Directive:
Go through the records and copy each line where the word "Find" occurs.

Raw data:
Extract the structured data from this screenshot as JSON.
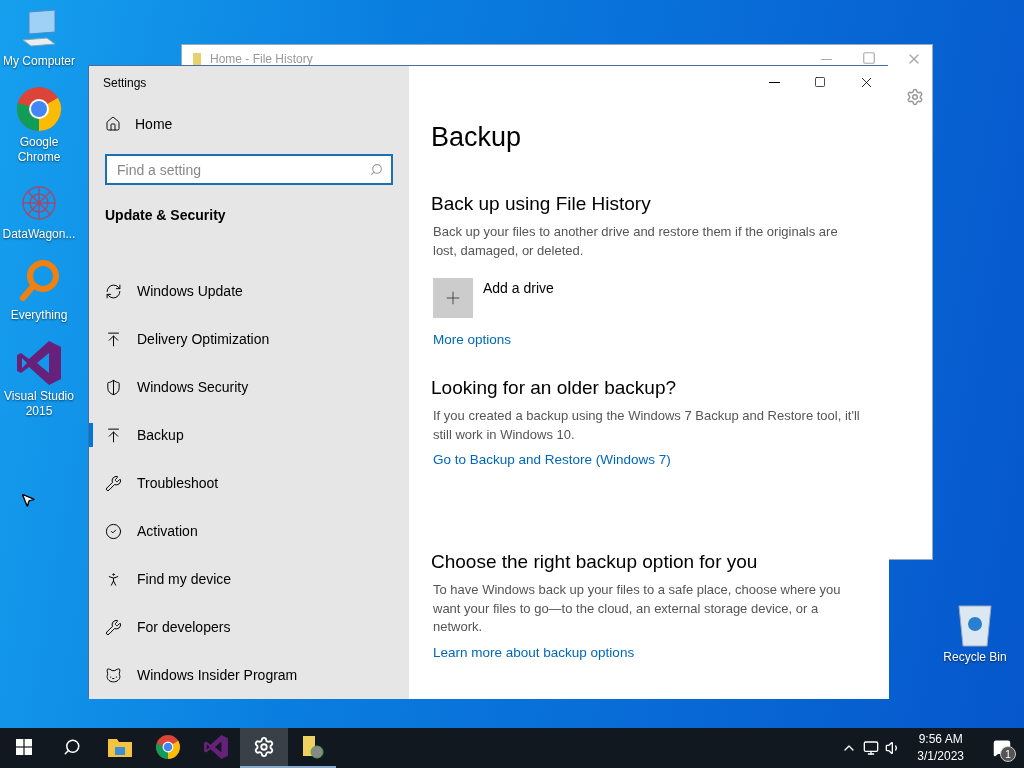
{
  "desktop_icons": [
    {
      "label": "My Computer"
    },
    {
      "label": "Google Chrome"
    },
    {
      "label": "DataWagon..."
    },
    {
      "label": "Everything"
    },
    {
      "label": "Visual Studio 2015"
    }
  ],
  "recycle_bin": {
    "label": "Recycle Bin"
  },
  "background_window": {
    "title": "Home - File History"
  },
  "settings_window": {
    "title": "Settings",
    "sidebar": {
      "home": "Home",
      "search": {
        "placeholder": "Find a setting"
      },
      "section_title": "Update & Security",
      "items": [
        {
          "label": "Windows Update",
          "selected": false
        },
        {
          "label": "Delivery Optimization",
          "selected": false
        },
        {
          "label": "Windows Security",
          "selected": false
        },
        {
          "label": "Backup",
          "selected": true
        },
        {
          "label": "Troubleshoot",
          "selected": false
        },
        {
          "label": "Activation",
          "selected": false
        },
        {
          "label": "Find my device",
          "selected": false
        },
        {
          "label": "For developers",
          "selected": false
        },
        {
          "label": "Windows Insider Program",
          "selected": false
        }
      ]
    },
    "content": {
      "title": "Backup",
      "sections": [
        {
          "heading": "Back up using File History",
          "text": "Back up your files to another drive and restore them if the originals are lost, damaged, or deleted.",
          "action": "Add a drive",
          "link": "More options"
        },
        {
          "heading": "Looking for an older backup?",
          "text": "If you created a backup using the Windows 7 Backup and Restore tool, it'll still work in Windows 10.",
          "link": "Go to Backup and Restore (Windows 7)"
        },
        {
          "heading": "Choose the right backup option for you",
          "text": "To have Windows back up your files to a safe place, choose where you want your files to go—to the cloud, an external storage device, or a network.",
          "link": "Learn more about backup options"
        }
      ]
    }
  },
  "taskbar": {
    "apps": [
      {
        "kind": "explorer",
        "open": false,
        "active": false
      },
      {
        "kind": "chrome",
        "open": false,
        "active": false
      },
      {
        "kind": "studio",
        "open": false,
        "active": false
      },
      {
        "kind": "settings",
        "open": true,
        "active": true
      },
      {
        "kind": "history",
        "open": true,
        "active": false
      }
    ],
    "time": "9:56 AM",
    "date": "3/1/2023",
    "notifications": "1"
  }
}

Reply to the task:
        "placeholder": "Find a setting"
          "label": "Find my device",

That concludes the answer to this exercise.